● **Objective**
Write out every entry exactly as given, but omit the pictures.

● **Provided records**
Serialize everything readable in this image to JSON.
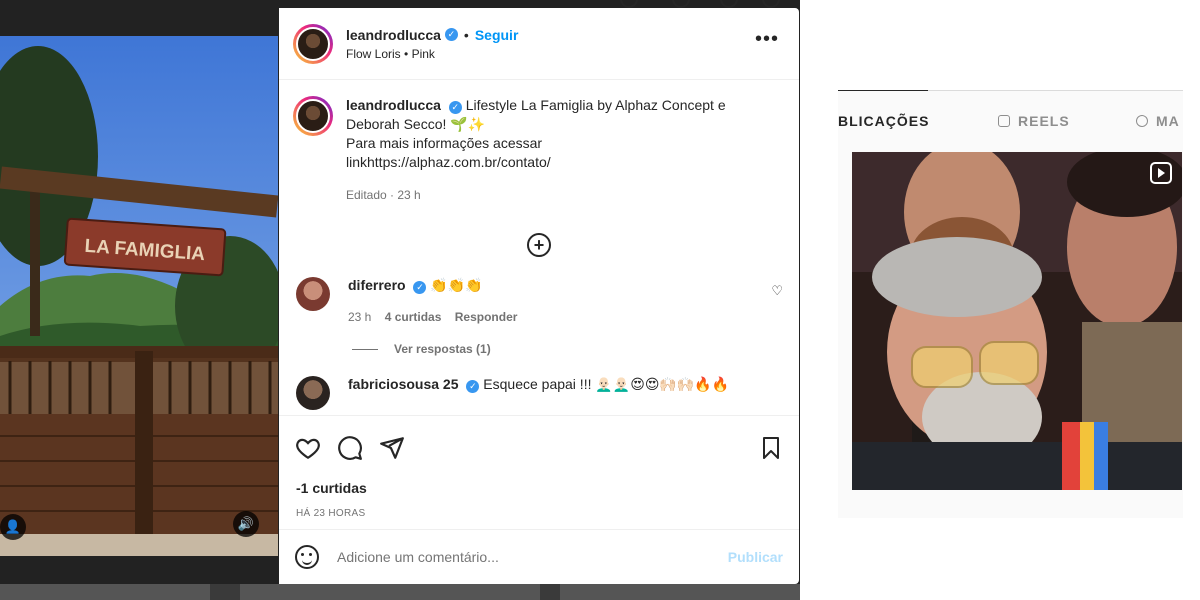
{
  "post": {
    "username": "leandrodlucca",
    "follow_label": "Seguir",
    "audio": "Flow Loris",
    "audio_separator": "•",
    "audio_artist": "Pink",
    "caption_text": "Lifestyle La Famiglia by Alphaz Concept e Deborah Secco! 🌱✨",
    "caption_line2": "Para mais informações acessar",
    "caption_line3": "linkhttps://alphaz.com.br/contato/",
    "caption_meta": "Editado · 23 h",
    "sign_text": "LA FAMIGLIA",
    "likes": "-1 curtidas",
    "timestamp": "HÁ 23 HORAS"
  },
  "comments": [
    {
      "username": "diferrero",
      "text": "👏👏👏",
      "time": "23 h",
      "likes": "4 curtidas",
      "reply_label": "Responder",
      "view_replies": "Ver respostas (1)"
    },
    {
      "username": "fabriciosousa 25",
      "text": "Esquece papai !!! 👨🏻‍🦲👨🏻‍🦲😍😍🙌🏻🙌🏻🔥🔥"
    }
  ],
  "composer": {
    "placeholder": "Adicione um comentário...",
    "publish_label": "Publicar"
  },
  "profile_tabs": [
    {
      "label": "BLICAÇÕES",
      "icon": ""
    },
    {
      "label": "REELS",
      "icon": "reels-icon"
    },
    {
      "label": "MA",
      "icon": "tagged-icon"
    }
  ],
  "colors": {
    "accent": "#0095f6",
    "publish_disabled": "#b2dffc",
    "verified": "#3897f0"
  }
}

● **Task result**
Serialize everything readable in this image to JSON.
{
  "post": {
    "username": "leandrodlucca",
    "follow_label": "Seguir",
    "audio": "Flow Loris",
    "audio_separator": "•",
    "audio_artist": "Pink",
    "caption_text": "Lifestyle La Famiglia by Alphaz Concept e Deborah Secco! 🌱✨",
    "caption_line2": "Para mais informações acessar",
    "caption_line3": "linkhttps://alphaz.com.br/contato/",
    "caption_meta": "Editado · 23 h",
    "sign_text": "LA FAMIGLIA",
    "likes": "-1 curtidas",
    "timestamp": "HÁ 23 HORAS"
  },
  "comments": [
    {
      "username": "diferrero",
      "text": "👏👏👏",
      "time": "23 h",
      "likes": "4 curtidas",
      "reply_label": "Responder",
      "view_replies": "Ver respostas (1)"
    },
    {
      "username": "fabriciosousa 25",
      "text": "Esquece papai !!! 👨🏻‍🦲👨🏻‍🦲😍😍🙌🏻🙌🏻🔥🔥"
    }
  ],
  "composer": {
    "placeholder": "Adicione um comentário...",
    "publish_label": "Publicar"
  },
  "profile_tabs": [
    {
      "label": "BLICAÇÕES",
      "icon": ""
    },
    {
      "label": "REELS",
      "icon": "reels-icon"
    },
    {
      "label": "MA",
      "icon": "tagged-icon"
    }
  ],
  "colors": {
    "accent": "#0095f6",
    "publish_disabled": "#b2dffc",
    "verified": "#3897f0"
  }
}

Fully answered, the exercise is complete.